- DATA LINES

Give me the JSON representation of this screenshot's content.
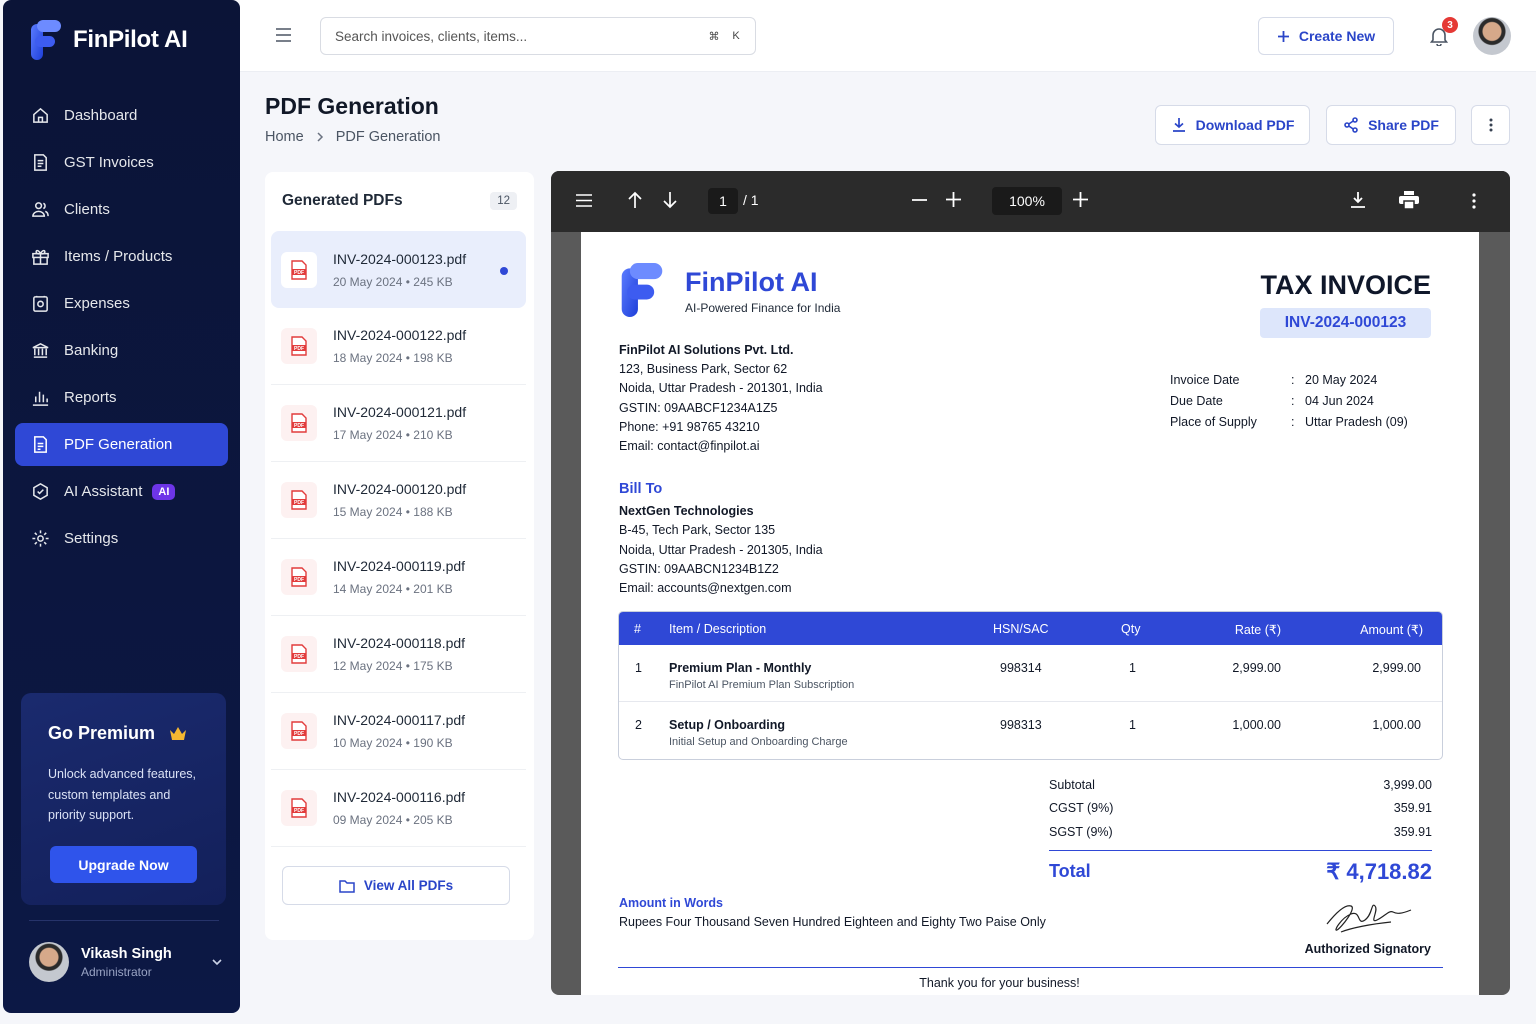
{
  "brand": {
    "name": "FinPilot AI"
  },
  "sidebar": {
    "items": [
      {
        "label": "Dashboard",
        "icon": "home-icon"
      },
      {
        "label": "GST Invoices",
        "icon": "invoice-icon"
      },
      {
        "label": "Clients",
        "icon": "users-icon"
      },
      {
        "label": "Items / Products",
        "icon": "gift-box-icon"
      },
      {
        "label": "Expenses",
        "icon": "wallet-icon"
      },
      {
        "label": "Banking",
        "icon": "bank-icon"
      },
      {
        "label": "Reports",
        "icon": "bar-chart-icon"
      },
      {
        "label": "PDF Generation",
        "icon": "pdf-file-icon",
        "active": true
      },
      {
        "label": "AI Assistant",
        "icon": "ai-sparkle-icon",
        "badge": "AI"
      },
      {
        "label": "Settings",
        "icon": "gear-icon"
      }
    ],
    "premium": {
      "title": "Go Premium",
      "text": "Unlock advanced features, custom templates and priority support.",
      "button": "Upgrade Now"
    },
    "user": {
      "name": "Vikash Singh",
      "role": "Administrator"
    }
  },
  "header": {
    "search_placeholder": "Search invoices, clients, items...",
    "shortcut": [
      "⌘",
      "K"
    ],
    "create_label": "Create New",
    "notifications": "3"
  },
  "page": {
    "title": "PDF Generation",
    "breadcrumb": [
      "Home",
      "PDF Generation"
    ],
    "download_label": "Download PDF",
    "share_label": "Share PDF"
  },
  "pdf_list": {
    "title": "Generated PDFs",
    "count": "12",
    "items": [
      {
        "name": "INV-2024-000123.pdf",
        "date": "20 May 2024",
        "size": "245 KB"
      },
      {
        "name": "INV-2024-000122.pdf",
        "date": "18 May 2024",
        "size": "198 KB"
      },
      {
        "name": "INV-2024-000121.pdf",
        "date": "17 May 2024",
        "size": "210 KB"
      },
      {
        "name": "INV-2024-000120.pdf",
        "date": "15 May 2024",
        "size": "188 KB"
      },
      {
        "name": "INV-2024-000119.pdf",
        "date": "14 May 2024",
        "size": "201 KB"
      },
      {
        "name": "INV-2024-000118.pdf",
        "date": "12 May 2024",
        "size": "175 KB"
      },
      {
        "name": "INV-2024-000117.pdf",
        "date": "10 May 2024",
        "size": "190 KB"
      },
      {
        "name": "INV-2024-000116.pdf",
        "date": "09 May 2024",
        "size": "205 KB"
      }
    ],
    "view_all": "View All PDFs"
  },
  "viewer": {
    "page": "1",
    "page_total": "/ 1",
    "zoom": "100%"
  },
  "invoice": {
    "company": "FinPilot AI",
    "tagline": "AI-Powered Finance for India",
    "doc_title": "TAX INVOICE",
    "number": "INV-2024-000123",
    "from": {
      "name": "FinPilot AI Solutions Pvt. Ltd.",
      "lines": [
        "123, Business Park, Sector 62",
        "Noida, Uttar Pradesh - 201301, India",
        "GSTIN: 09AABCF1234A1Z5",
        "Phone: +91 98765 43210",
        "Email: contact@finpilot.ai"
      ]
    },
    "meta": [
      {
        "k": "Invoice Date",
        "v": "20 May 2024"
      },
      {
        "k": "Due Date",
        "v": "04 Jun 2024"
      },
      {
        "k": "Place of Supply",
        "v": "Uttar Pradesh (09)"
      }
    ],
    "bill_to": {
      "heading": "Bill To",
      "name": "NextGen Technologies",
      "lines": [
        "B-45, Tech Park, Sector 135",
        "Noida, Uttar Pradesh - 201305, India",
        "GSTIN: 09AABCN1234B1Z2",
        "Email: accounts@nextgen.com"
      ]
    },
    "columns": [
      "#",
      "Item / Description",
      "HSN/SAC",
      "Qty",
      "Rate (₹)",
      "Amount (₹)"
    ],
    "rows": [
      {
        "no": "1",
        "item": "Premium Plan - Monthly",
        "desc": "FinPilot AI Premium Plan Subscription",
        "hsn": "998314",
        "qty": "1",
        "rate": "2,999.00",
        "amount": "2,999.00"
      },
      {
        "no": "2",
        "item": "Setup / Onboarding",
        "desc": "Initial Setup and Onboarding Charge",
        "hsn": "998313",
        "qty": "1",
        "rate": "1,000.00",
        "amount": "1,000.00"
      }
    ],
    "totals": [
      {
        "k": "Subtotal",
        "v": "3,999.00"
      },
      {
        "k": "CGST (9%)",
        "v": "359.91"
      },
      {
        "k": "SGST (9%)",
        "v": "359.91"
      }
    ],
    "total_label": "Total",
    "total_value": "₹ 4,718.82",
    "words_heading": "Amount in Words",
    "words": "Rupees Four Thousand Seven Hundred Eighteen and Eighty Two Paise Only",
    "signatory": "Authorized Signatory",
    "thanks": "Thank you for your business!"
  },
  "colors": {
    "accent": "#2f48d6",
    "sidebar": "#0b1437",
    "badge": "#e53935",
    "ai_badge": "#6d35e8"
  }
}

- WHAT YOU ARE ASKED TO DO
Give an exact copy of the material, leaving out every picture.

- TASK OUTPUT
Give me the JSON representation of this screenshot's content.
{
  "brand": {
    "name": "FinPilot AI"
  },
  "sidebar": {
    "items": [
      {
        "label": "Dashboard",
        "icon": "home-icon"
      },
      {
        "label": "GST Invoices",
        "icon": "invoice-icon"
      },
      {
        "label": "Clients",
        "icon": "users-icon"
      },
      {
        "label": "Items / Products",
        "icon": "gift-box-icon"
      },
      {
        "label": "Expenses",
        "icon": "wallet-icon"
      },
      {
        "label": "Banking",
        "icon": "bank-icon"
      },
      {
        "label": "Reports",
        "icon": "bar-chart-icon"
      },
      {
        "label": "PDF Generation",
        "icon": "pdf-file-icon",
        "active": true
      },
      {
        "label": "AI Assistant",
        "icon": "ai-sparkle-icon",
        "badge": "AI"
      },
      {
        "label": "Settings",
        "icon": "gear-icon"
      }
    ],
    "premium": {
      "title": "Go Premium",
      "text": "Unlock advanced features, custom templates and priority support.",
      "button": "Upgrade Now"
    },
    "user": {
      "name": "Vikash Singh",
      "role": "Administrator"
    }
  },
  "header": {
    "search_placeholder": "Search invoices, clients, items...",
    "shortcut": [
      "⌘",
      "K"
    ],
    "create_label": "Create New",
    "notifications": "3"
  },
  "page": {
    "title": "PDF Generation",
    "breadcrumb": [
      "Home",
      "PDF Generation"
    ],
    "download_label": "Download PDF",
    "share_label": "Share PDF"
  },
  "pdf_list": {
    "title": "Generated PDFs",
    "count": "12",
    "items": [
      {
        "name": "INV-2024-000123.pdf",
        "date": "20 May 2024",
        "size": "245 KB"
      },
      {
        "name": "INV-2024-000122.pdf",
        "date": "18 May 2024",
        "size": "198 KB"
      },
      {
        "name": "INV-2024-000121.pdf",
        "date": "17 May 2024",
        "size": "210 KB"
      },
      {
        "name": "INV-2024-000120.pdf",
        "date": "15 May 2024",
        "size": "188 KB"
      },
      {
        "name": "INV-2024-000119.pdf",
        "date": "14 May 2024",
        "size": "201 KB"
      },
      {
        "name": "INV-2024-000118.pdf",
        "date": "12 May 2024",
        "size": "175 KB"
      },
      {
        "name": "INV-2024-000117.pdf",
        "date": "10 May 2024",
        "size": "190 KB"
      },
      {
        "name": "INV-2024-000116.pdf",
        "date": "09 May 2024",
        "size": "205 KB"
      }
    ],
    "view_all": "View All PDFs"
  },
  "viewer": {
    "page": "1",
    "page_total": "/ 1",
    "zoom": "100%"
  },
  "invoice": {
    "company": "FinPilot AI",
    "tagline": "AI-Powered Finance for India",
    "doc_title": "TAX INVOICE",
    "number": "INV-2024-000123",
    "from": {
      "name": "FinPilot AI Solutions Pvt. Ltd.",
      "lines": [
        "123, Business Park, Sector 62",
        "Noida, Uttar Pradesh - 201301, India",
        "GSTIN: 09AABCF1234A1Z5",
        "Phone: +91 98765 43210",
        "Email: contact@finpilot.ai"
      ]
    },
    "meta": [
      {
        "k": "Invoice Date",
        "v": "20 May 2024"
      },
      {
        "k": "Due Date",
        "v": "04 Jun 2024"
      },
      {
        "k": "Place of Supply",
        "v": "Uttar Pradesh (09)"
      }
    ],
    "bill_to": {
      "heading": "Bill To",
      "name": "NextGen Technologies",
      "lines": [
        "B-45, Tech Park, Sector 135",
        "Noida, Uttar Pradesh - 201305, India",
        "GSTIN: 09AABCN1234B1Z2",
        "Email: accounts@nextgen.com"
      ]
    },
    "columns": [
      "#",
      "Item / Description",
      "HSN/SAC",
      "Qty",
      "Rate (₹)",
      "Amount (₹)"
    ],
    "rows": [
      {
        "no": "1",
        "item": "Premium Plan - Monthly",
        "desc": "FinPilot AI Premium Plan Subscription",
        "hsn": "998314",
        "qty": "1",
        "rate": "2,999.00",
        "amount": "2,999.00"
      },
      {
        "no": "2",
        "item": "Setup / Onboarding",
        "desc": "Initial Setup and Onboarding Charge",
        "hsn": "998313",
        "qty": "1",
        "rate": "1,000.00",
        "amount": "1,000.00"
      }
    ],
    "totals": [
      {
        "k": "Subtotal",
        "v": "3,999.00"
      },
      {
        "k": "CGST (9%)",
        "v": "359.91"
      },
      {
        "k": "SGST (9%)",
        "v": "359.91"
      }
    ],
    "total_label": "Total",
    "total_value": "₹ 4,718.82",
    "words_heading": "Amount in Words",
    "words": "Rupees Four Thousand Seven Hundred Eighteen and Eighty Two Paise Only",
    "signatory": "Authorized Signatory",
    "thanks": "Thank you for your business!"
  },
  "colors": {
    "accent": "#2f48d6",
    "sidebar": "#0b1437",
    "badge": "#e53935",
    "ai_badge": "#6d35e8"
  }
}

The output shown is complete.